* **Goal**: Repeat every record below exactly as written.

* **Supplied records**:
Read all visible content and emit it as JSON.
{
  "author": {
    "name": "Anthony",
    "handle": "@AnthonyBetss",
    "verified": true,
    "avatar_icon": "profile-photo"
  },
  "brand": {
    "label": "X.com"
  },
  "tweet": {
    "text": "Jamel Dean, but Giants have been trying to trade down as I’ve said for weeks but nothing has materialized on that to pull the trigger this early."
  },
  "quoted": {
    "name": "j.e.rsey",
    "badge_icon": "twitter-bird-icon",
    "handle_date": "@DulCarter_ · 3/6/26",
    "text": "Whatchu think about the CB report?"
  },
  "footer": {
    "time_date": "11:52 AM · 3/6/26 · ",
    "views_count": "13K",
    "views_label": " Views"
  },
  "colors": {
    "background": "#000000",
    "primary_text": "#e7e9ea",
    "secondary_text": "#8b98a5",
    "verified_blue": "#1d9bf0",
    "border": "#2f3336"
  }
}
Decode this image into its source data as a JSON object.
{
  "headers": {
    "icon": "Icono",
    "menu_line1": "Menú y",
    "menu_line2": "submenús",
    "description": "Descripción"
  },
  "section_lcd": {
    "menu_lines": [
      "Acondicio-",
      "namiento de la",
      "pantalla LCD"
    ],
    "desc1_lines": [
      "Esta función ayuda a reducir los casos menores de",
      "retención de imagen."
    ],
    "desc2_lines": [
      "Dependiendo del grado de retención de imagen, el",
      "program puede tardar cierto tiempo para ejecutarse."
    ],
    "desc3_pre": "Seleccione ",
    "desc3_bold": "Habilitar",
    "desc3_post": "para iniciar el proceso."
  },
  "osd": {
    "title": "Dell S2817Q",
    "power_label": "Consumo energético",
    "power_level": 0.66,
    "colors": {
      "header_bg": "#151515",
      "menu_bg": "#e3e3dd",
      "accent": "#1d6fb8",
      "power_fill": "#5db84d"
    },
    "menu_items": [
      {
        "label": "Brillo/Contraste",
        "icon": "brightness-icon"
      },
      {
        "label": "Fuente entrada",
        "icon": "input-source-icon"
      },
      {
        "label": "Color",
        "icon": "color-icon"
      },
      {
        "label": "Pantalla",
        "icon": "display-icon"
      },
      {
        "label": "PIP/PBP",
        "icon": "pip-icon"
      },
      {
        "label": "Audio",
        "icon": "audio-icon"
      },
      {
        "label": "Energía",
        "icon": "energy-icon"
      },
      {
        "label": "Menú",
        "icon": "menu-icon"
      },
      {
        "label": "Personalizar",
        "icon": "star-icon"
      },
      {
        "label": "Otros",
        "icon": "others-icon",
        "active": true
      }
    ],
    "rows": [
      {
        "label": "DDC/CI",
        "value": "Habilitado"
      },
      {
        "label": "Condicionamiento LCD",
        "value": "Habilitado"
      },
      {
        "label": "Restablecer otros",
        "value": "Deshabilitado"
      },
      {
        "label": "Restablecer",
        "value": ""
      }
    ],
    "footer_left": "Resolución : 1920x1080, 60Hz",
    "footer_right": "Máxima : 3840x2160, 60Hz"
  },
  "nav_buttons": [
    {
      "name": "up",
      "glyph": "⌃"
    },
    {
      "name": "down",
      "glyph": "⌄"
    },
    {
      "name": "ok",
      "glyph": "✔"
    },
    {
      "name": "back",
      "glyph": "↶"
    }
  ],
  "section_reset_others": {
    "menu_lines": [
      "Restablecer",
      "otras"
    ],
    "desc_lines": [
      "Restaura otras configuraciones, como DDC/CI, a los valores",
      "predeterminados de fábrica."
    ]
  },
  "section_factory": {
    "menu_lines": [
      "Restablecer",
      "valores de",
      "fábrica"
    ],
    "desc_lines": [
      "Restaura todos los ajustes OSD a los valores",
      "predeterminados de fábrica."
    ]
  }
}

* **Answer below**:
Read all visible content and emit it as JSON.
{
  "author": {
    "name": "Anthony",
    "handle": "@AnthonyBetss",
    "verified": true,
    "avatar_icon": "profile-photo"
  },
  "brand": {
    "label": "X.com"
  },
  "tweet": {
    "text": "Jamel Dean, but Giants have been trying to trade down as I’ve said for weeks but nothing has materialized on that to pull the trigger this early."
  },
  "quoted": {
    "name": "j.e.rsey",
    "badge_icon": "twitter-bird-icon",
    "handle_date": "@DulCarter_ · 3/6/26",
    "text": "Whatchu think about the CB report?"
  },
  "footer": {
    "time_date": "11:52 AM · 3/6/26 · ",
    "views_count": "13K",
    "views_label": " Views"
  },
  "colors": {
    "background": "#000000",
    "primary_text": "#e7e9ea",
    "secondary_text": "#8b98a5",
    "verified_blue": "#1d9bf0",
    "border": "#2f3336"
  }
}
Decode this image into its source data as a JSON object.
{
  "headers": {
    "icon": "Icono",
    "menu_line1": "Menú y",
    "menu_line2": "submenús",
    "description": "Descripción"
  },
  "section_lcd": {
    "menu_lines": [
      "Acondicio-",
      "namiento de la",
      "pantalla LCD"
    ],
    "desc1_lines": [
      "Esta función ayuda a reducir los casos menores de",
      "retención de imagen."
    ],
    "desc2_lines": [
      "Dependiendo del grado de retención de imagen, el",
      "program puede tardar cierto tiempo para ejecutarse."
    ],
    "desc3_pre": "Seleccione ",
    "desc3_bold": "Habilitar",
    "desc3_post": "para iniciar el proceso."
  },
  "osd": {
    "title": "Dell S2817Q",
    "power_label": "Consumo energético",
    "power_level": 0.66,
    "colors": {
      "header_bg": "#151515",
      "menu_bg": "#e3e3dd",
      "accent": "#1d6fb8",
      "power_fill": "#5db84d"
    },
    "menu_items": [
      {
        "label": "Brillo/Contraste",
        "icon": "brightness-icon"
      },
      {
        "label": "Fuente entrada",
        "icon": "input-source-icon"
      },
      {
        "label": "Color",
        "icon": "color-icon"
      },
      {
        "label": "Pantalla",
        "icon": "display-icon"
      },
      {
        "label": "PIP/PBP",
        "icon": "pip-icon"
      },
      {
        "label": "Audio",
        "icon": "audio-icon"
      },
      {
        "label": "Energía",
        "icon": "energy-icon"
      },
      {
        "label": "Menú",
        "icon": "menu-icon"
      },
      {
        "label": "Personalizar",
        "icon": "star-icon"
      },
      {
        "label": "Otros",
        "icon": "others-icon",
        "active": true
      }
    ],
    "rows": [
      {
        "label": "DDC/CI",
        "value": "Habilitado"
      },
      {
        "label": "Condicionamiento LCD",
        "value": "Habilitado"
      },
      {
        "label": "Restablecer otros",
        "value": "Deshabilitado"
      },
      {
        "label": "Restablecer",
        "value": ""
      }
    ],
    "footer_left": "Resolución : 1920x1080, 60Hz",
    "footer_right": "Máxima : 3840x2160, 60Hz"
  },
  "nav_buttons": [
    {
      "name": "up",
      "glyph": "⌃"
    },
    {
      "name": "down",
      "glyph": "⌄"
    },
    {
      "name": "ok",
      "glyph": "✔"
    },
    {
      "name": "back",
      "glyph": "↶"
    }
  ],
  "section_reset_others": {
    "menu_lines": [
      "Restablecer",
      "otras"
    ],
    "desc_lines": [
      "Restaura otras configuraciones, como DDC/CI, a los valores",
      "predeterminados de fábrica."
    ]
  },
  "section_factory": {
    "menu_lines": [
      "Restablecer",
      "valores de",
      "fábrica"
    ],
    "desc_lines": [
      "Restaura todos los ajustes OSD a los valores",
      "predeterminados de fábrica."
    ]
  }
}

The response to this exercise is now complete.